▶ _THE EXERCISE_
Write out the data below exactly as given, without any of its pictures.

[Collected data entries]
--- --- ---

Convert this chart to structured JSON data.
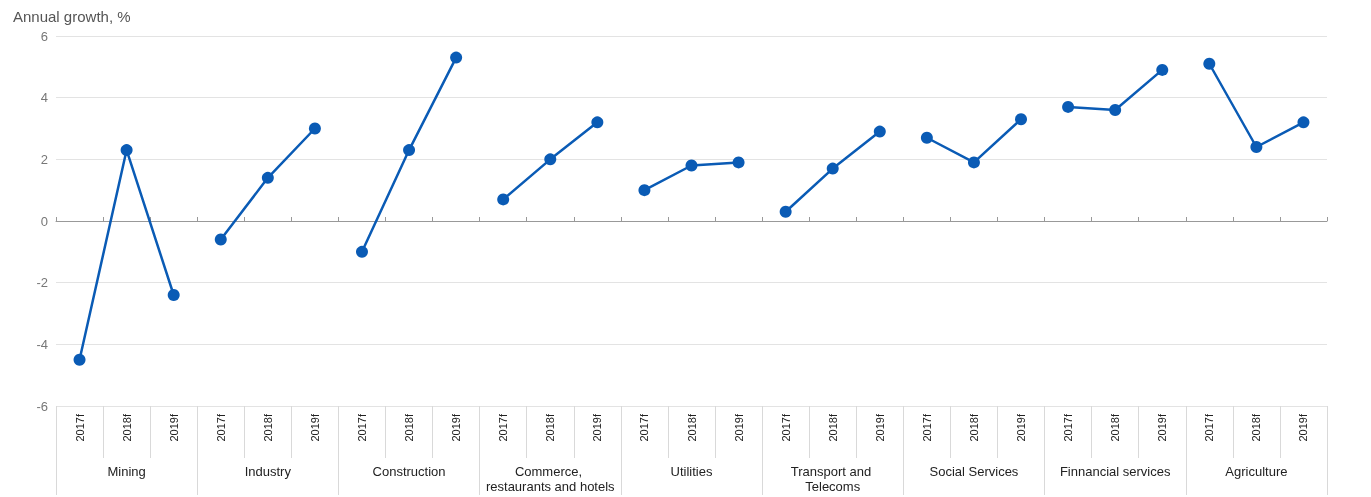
{
  "chart_data": {
    "type": "line",
    "title": "Annual growth, %",
    "categories": [
      "2017f",
      "2018f",
      "2019f",
      "2017f",
      "2018f",
      "2019f",
      "2017f",
      "2018f",
      "2019f",
      "2017f",
      "2018f",
      "2019f",
      "2017f",
      "2018f",
      "2019f",
      "2017f",
      "2018f",
      "2019f",
      "2017f",
      "2018f",
      "2019f",
      "2017f",
      "2018f",
      "2019f",
      "2017f",
      "2018f",
      "2019f"
    ],
    "annotations": [
      "Mining",
      "Industry",
      "Construction",
      "Commerce, restaurants and hotels",
      "Utilities",
      "Transport and Telecoms",
      "Social Services",
      "Finnancial services",
      "Agriculture"
    ],
    "series": [
      {
        "color": "#0a5bb5",
        "values": [
          -4.5,
          2.3,
          -2.4,
          null,
          null,
          null,
          null,
          null,
          null,
          null,
          null,
          null,
          null,
          null,
          null,
          null,
          null,
          null,
          null,
          null,
          null,
          null,
          null,
          null,
          null,
          null,
          null
        ]
      },
      {
        "color": "#0a5bb5",
        "values": [
          null,
          null,
          null,
          -0.6,
          1.4,
          3.0,
          null,
          null,
          null,
          null,
          null,
          null,
          null,
          null,
          null,
          null,
          null,
          null,
          null,
          null,
          null,
          null,
          null,
          null,
          null,
          null,
          null
        ]
      },
      {
        "color": "#0a5bb5",
        "values": [
          null,
          null,
          null,
          null,
          null,
          null,
          -1.0,
          2.3,
          5.3,
          null,
          null,
          null,
          null,
          null,
          null,
          null,
          null,
          null,
          null,
          null,
          null,
          null,
          null,
          null,
          null,
          null,
          null
        ]
      },
      {
        "color": "#0a5bb5",
        "values": [
          null,
          null,
          null,
          null,
          null,
          null,
          null,
          null,
          null,
          0.7,
          2.0,
          3.2,
          null,
          null,
          null,
          null,
          null,
          null,
          null,
          null,
          null,
          null,
          null,
          null,
          null,
          null,
          null
        ]
      },
      {
        "color": "#0a5bb5",
        "values": [
          null,
          null,
          null,
          null,
          null,
          null,
          null,
          null,
          null,
          null,
          null,
          null,
          1.0,
          1.8,
          1.9,
          null,
          null,
          null,
          null,
          null,
          null,
          null,
          null,
          null,
          null,
          null,
          null
        ]
      },
      {
        "color": "#0a5bb5",
        "values": [
          null,
          null,
          null,
          null,
          null,
          null,
          null,
          null,
          null,
          null,
          null,
          null,
          null,
          null,
          null,
          0.3,
          1.7,
          2.9,
          null,
          null,
          null,
          null,
          null,
          null,
          null,
          null,
          null
        ]
      },
      {
        "color": "#0a5bb5",
        "values": [
          null,
          null,
          null,
          null,
          null,
          null,
          null,
          null,
          null,
          null,
          null,
          null,
          null,
          null,
          null,
          null,
          null,
          null,
          2.7,
          1.9,
          3.3,
          null,
          null,
          null,
          null,
          null,
          null
        ]
      },
      {
        "color": "#0a5bb5",
        "values": [
          null,
          null,
          null,
          null,
          null,
          null,
          null,
          null,
          null,
          null,
          null,
          null,
          null,
          null,
          null,
          null,
          null,
          null,
          null,
          null,
          null,
          3.7,
          3.6,
          4.9,
          null,
          null,
          null
        ]
      },
      {
        "color": "#0a5bb5",
        "values": [
          null,
          null,
          null,
          null,
          null,
          null,
          null,
          null,
          null,
          null,
          null,
          null,
          null,
          null,
          null,
          null,
          null,
          null,
          null,
          null,
          null,
          null,
          null,
          null,
          5.1,
          2.4,
          3.2
        ]
      }
    ],
    "ylim": [
      -6,
      6
    ],
    "yticks": [
      -6,
      -4,
      -2,
      0,
      2,
      4,
      6
    ],
    "grid": "y",
    "marker": "circle",
    "line_style": "solid"
  }
}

--- --- ---

▶ _EXERCISE RESPONSE_
Convert this chart to structured JSON data.
{
  "chart_data": {
    "type": "line",
    "title": "Annual growth, %",
    "categories": [
      "2017f",
      "2018f",
      "2019f",
      "2017f",
      "2018f",
      "2019f",
      "2017f",
      "2018f",
      "2019f",
      "2017f",
      "2018f",
      "2019f",
      "2017f",
      "2018f",
      "2019f",
      "2017f",
      "2018f",
      "2019f",
      "2017f",
      "2018f",
      "2019f",
      "2017f",
      "2018f",
      "2019f",
      "2017f",
      "2018f",
      "2019f"
    ],
    "annotations": [
      "Mining",
      "Industry",
      "Construction",
      "Commerce, restaurants and hotels",
      "Utilities",
      "Transport and Telecoms",
      "Social Services",
      "Finnancial services",
      "Agriculture"
    ],
    "series": [
      {
        "color": "#0a5bb5",
        "values": [
          -4.5,
          2.3,
          -2.4,
          null,
          null,
          null,
          null,
          null,
          null,
          null,
          null,
          null,
          null,
          null,
          null,
          null,
          null,
          null,
          null,
          null,
          null,
          null,
          null,
          null,
          null,
          null,
          null
        ]
      },
      {
        "color": "#0a5bb5",
        "values": [
          null,
          null,
          null,
          -0.6,
          1.4,
          3.0,
          null,
          null,
          null,
          null,
          null,
          null,
          null,
          null,
          null,
          null,
          null,
          null,
          null,
          null,
          null,
          null,
          null,
          null,
          null,
          null,
          null
        ]
      },
      {
        "color": "#0a5bb5",
        "values": [
          null,
          null,
          null,
          null,
          null,
          null,
          -1.0,
          2.3,
          5.3,
          null,
          null,
          null,
          null,
          null,
          null,
          null,
          null,
          null,
          null,
          null,
          null,
          null,
          null,
          null,
          null,
          null,
          null
        ]
      },
      {
        "color": "#0a5bb5",
        "values": [
          null,
          null,
          null,
          null,
          null,
          null,
          null,
          null,
          null,
          0.7,
          2.0,
          3.2,
          null,
          null,
          null,
          null,
          null,
          null,
          null,
          null,
          null,
          null,
          null,
          null,
          null,
          null,
          null
        ]
      },
      {
        "color": "#0a5bb5",
        "values": [
          null,
          null,
          null,
          null,
          null,
          null,
          null,
          null,
          null,
          null,
          null,
          null,
          1.0,
          1.8,
          1.9,
          null,
          null,
          null,
          null,
          null,
          null,
          null,
          null,
          null,
          null,
          null,
          null
        ]
      },
      {
        "color": "#0a5bb5",
        "values": [
          null,
          null,
          null,
          null,
          null,
          null,
          null,
          null,
          null,
          null,
          null,
          null,
          null,
          null,
          null,
          0.3,
          1.7,
          2.9,
          null,
          null,
          null,
          null,
          null,
          null,
          null,
          null,
          null
        ]
      },
      {
        "color": "#0a5bb5",
        "values": [
          null,
          null,
          null,
          null,
          null,
          null,
          null,
          null,
          null,
          null,
          null,
          null,
          null,
          null,
          null,
          null,
          null,
          null,
          2.7,
          1.9,
          3.3,
          null,
          null,
          null,
          null,
          null,
          null
        ]
      },
      {
        "color": "#0a5bb5",
        "values": [
          null,
          null,
          null,
          null,
          null,
          null,
          null,
          null,
          null,
          null,
          null,
          null,
          null,
          null,
          null,
          null,
          null,
          null,
          null,
          null,
          null,
          3.7,
          3.6,
          4.9,
          null,
          null,
          null
        ]
      },
      {
        "color": "#0a5bb5",
        "values": [
          null,
          null,
          null,
          null,
          null,
          null,
          null,
          null,
          null,
          null,
          null,
          null,
          null,
          null,
          null,
          null,
          null,
          null,
          null,
          null,
          null,
          null,
          null,
          null,
          5.1,
          2.4,
          3.2
        ]
      }
    ],
    "ylim": [
      -6,
      6
    ],
    "yticks": [
      -6,
      -4,
      -2,
      0,
      2,
      4,
      6
    ],
    "grid": "y",
    "marker": "circle",
    "line_style": "solid"
  }
}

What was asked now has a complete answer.